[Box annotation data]
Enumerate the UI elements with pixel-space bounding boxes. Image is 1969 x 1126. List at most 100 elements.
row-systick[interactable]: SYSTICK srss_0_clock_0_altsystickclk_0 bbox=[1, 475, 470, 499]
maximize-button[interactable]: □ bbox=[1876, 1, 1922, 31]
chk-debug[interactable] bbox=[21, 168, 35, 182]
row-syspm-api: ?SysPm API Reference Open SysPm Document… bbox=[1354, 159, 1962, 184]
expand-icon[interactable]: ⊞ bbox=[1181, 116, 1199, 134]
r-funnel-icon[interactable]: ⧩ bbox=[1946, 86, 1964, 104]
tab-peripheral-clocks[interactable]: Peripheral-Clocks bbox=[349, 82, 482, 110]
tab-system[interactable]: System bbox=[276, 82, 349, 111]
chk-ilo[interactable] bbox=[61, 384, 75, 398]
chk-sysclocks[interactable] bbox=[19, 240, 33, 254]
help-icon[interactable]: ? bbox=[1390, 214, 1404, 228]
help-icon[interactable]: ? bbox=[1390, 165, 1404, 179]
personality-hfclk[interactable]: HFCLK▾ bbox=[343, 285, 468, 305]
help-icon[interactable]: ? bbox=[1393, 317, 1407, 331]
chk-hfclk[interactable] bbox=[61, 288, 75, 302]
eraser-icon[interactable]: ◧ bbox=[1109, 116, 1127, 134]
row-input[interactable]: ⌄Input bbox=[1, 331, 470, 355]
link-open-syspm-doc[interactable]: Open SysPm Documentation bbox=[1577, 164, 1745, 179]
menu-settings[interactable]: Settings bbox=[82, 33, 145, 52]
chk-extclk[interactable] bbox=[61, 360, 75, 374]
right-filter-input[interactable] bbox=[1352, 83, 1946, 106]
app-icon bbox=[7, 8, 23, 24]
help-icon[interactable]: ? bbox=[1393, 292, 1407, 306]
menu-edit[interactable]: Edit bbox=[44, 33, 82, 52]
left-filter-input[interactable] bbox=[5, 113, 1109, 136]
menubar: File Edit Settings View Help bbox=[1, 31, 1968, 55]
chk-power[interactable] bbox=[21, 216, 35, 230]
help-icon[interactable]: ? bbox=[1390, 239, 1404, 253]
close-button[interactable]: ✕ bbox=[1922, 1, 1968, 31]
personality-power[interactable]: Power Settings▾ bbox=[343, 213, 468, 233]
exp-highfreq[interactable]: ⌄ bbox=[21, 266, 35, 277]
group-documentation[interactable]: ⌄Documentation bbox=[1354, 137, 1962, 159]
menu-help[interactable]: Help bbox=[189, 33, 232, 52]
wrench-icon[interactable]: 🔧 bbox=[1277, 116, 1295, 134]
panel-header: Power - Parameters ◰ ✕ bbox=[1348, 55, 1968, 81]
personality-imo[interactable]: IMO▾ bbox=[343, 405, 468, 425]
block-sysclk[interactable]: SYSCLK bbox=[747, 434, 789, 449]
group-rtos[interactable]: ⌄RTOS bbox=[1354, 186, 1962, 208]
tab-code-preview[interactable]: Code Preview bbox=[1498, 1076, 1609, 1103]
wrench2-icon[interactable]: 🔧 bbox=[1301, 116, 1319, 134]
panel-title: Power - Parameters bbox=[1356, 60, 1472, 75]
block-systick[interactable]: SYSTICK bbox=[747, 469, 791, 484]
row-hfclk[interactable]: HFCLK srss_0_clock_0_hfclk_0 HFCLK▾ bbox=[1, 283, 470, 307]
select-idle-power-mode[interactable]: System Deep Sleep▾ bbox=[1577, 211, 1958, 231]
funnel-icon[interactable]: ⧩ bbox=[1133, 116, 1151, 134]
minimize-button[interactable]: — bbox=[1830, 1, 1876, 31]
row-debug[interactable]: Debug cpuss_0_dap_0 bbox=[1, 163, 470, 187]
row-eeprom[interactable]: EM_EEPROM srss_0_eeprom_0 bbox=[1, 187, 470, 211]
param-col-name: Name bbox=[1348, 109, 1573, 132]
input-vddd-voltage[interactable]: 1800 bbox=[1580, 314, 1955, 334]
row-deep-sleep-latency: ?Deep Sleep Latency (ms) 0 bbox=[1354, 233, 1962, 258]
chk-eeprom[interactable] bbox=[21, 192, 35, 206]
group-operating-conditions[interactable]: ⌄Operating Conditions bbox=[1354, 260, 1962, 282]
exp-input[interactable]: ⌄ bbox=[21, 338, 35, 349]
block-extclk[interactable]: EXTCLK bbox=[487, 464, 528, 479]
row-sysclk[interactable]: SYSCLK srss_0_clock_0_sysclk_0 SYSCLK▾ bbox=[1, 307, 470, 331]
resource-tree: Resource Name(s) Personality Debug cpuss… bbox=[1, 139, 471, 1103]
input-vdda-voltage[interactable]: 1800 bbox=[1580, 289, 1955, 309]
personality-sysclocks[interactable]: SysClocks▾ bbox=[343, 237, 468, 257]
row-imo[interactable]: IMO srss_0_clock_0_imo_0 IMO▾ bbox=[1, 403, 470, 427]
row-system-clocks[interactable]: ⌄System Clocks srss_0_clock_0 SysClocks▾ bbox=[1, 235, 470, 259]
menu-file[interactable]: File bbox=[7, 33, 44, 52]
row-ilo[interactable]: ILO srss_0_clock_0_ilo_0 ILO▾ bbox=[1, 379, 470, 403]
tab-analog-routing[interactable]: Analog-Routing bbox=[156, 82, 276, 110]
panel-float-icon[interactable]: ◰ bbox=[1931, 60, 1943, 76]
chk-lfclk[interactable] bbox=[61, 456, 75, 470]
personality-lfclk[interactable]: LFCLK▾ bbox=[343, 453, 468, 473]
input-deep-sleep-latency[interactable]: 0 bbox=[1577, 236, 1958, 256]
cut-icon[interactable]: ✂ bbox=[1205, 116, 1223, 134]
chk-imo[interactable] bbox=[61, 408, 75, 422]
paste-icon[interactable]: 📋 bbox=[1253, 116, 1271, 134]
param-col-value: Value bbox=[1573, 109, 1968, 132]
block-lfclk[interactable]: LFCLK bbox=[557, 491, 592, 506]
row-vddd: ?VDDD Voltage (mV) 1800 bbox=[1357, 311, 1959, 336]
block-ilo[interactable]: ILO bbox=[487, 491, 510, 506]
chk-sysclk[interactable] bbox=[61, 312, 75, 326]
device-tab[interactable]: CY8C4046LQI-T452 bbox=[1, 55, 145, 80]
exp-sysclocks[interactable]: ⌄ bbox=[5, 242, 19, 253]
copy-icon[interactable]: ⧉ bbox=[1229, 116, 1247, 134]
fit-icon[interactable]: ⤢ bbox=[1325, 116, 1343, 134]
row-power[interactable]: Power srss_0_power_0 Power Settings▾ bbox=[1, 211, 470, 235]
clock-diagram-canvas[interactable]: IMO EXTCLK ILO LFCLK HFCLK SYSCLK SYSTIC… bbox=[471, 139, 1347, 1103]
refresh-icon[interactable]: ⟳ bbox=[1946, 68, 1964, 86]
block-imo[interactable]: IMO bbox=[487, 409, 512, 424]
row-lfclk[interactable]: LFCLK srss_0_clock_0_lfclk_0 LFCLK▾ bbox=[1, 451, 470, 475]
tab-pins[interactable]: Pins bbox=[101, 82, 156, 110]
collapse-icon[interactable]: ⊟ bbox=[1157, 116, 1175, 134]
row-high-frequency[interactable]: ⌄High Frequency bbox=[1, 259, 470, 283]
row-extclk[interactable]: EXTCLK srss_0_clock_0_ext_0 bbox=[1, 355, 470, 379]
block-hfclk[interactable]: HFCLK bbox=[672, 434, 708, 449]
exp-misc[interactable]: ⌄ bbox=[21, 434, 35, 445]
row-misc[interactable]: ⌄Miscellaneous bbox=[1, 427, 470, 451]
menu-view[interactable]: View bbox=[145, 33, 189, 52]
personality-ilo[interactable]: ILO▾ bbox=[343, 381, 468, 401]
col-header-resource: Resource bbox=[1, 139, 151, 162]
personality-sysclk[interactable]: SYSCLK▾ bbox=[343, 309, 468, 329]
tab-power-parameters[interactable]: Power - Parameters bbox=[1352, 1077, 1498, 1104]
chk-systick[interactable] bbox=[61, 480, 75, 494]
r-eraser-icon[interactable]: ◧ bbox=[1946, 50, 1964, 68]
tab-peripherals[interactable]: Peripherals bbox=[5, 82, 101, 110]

**Work to be completed**:
Please arrange the records, from their first line up to and including the line with "r-funnel-icon[interactable]: ⧩ bbox=[1946, 86, 1964, 104]", as a Markdown table with the columns Row and Record line. Leave out any blank lines.

**Output for this task**:
| Row | Record line |
|---|---|
| 1 | Enumerate the UI elements with pixel-space bounding boxes. Image is 1969 x 1126. List at most 100 elements. |
| 2 | row-systick[interactable]: SYSTICK srss_0_clock_0_altsystickclk_0 bbox=[1, 475, 470, 499] |
| 3 | maximize-button[interactable]: □ bbox=[1876, 1, 1922, 31] |
| 4 | chk-debug[interactable] bbox=[21, 168, 35, 182] |
| 5 | row-syspm-api: ?SysPm API Reference Open SysPm Document… bbox=[1354, 159, 1962, 184] |
| 6 | expand-icon[interactable]: ⊞ bbox=[1181, 116, 1199, 134] |
| 7 | r-funnel-icon[interactable]: ⧩ bbox=[1946, 86, 1964, 104] |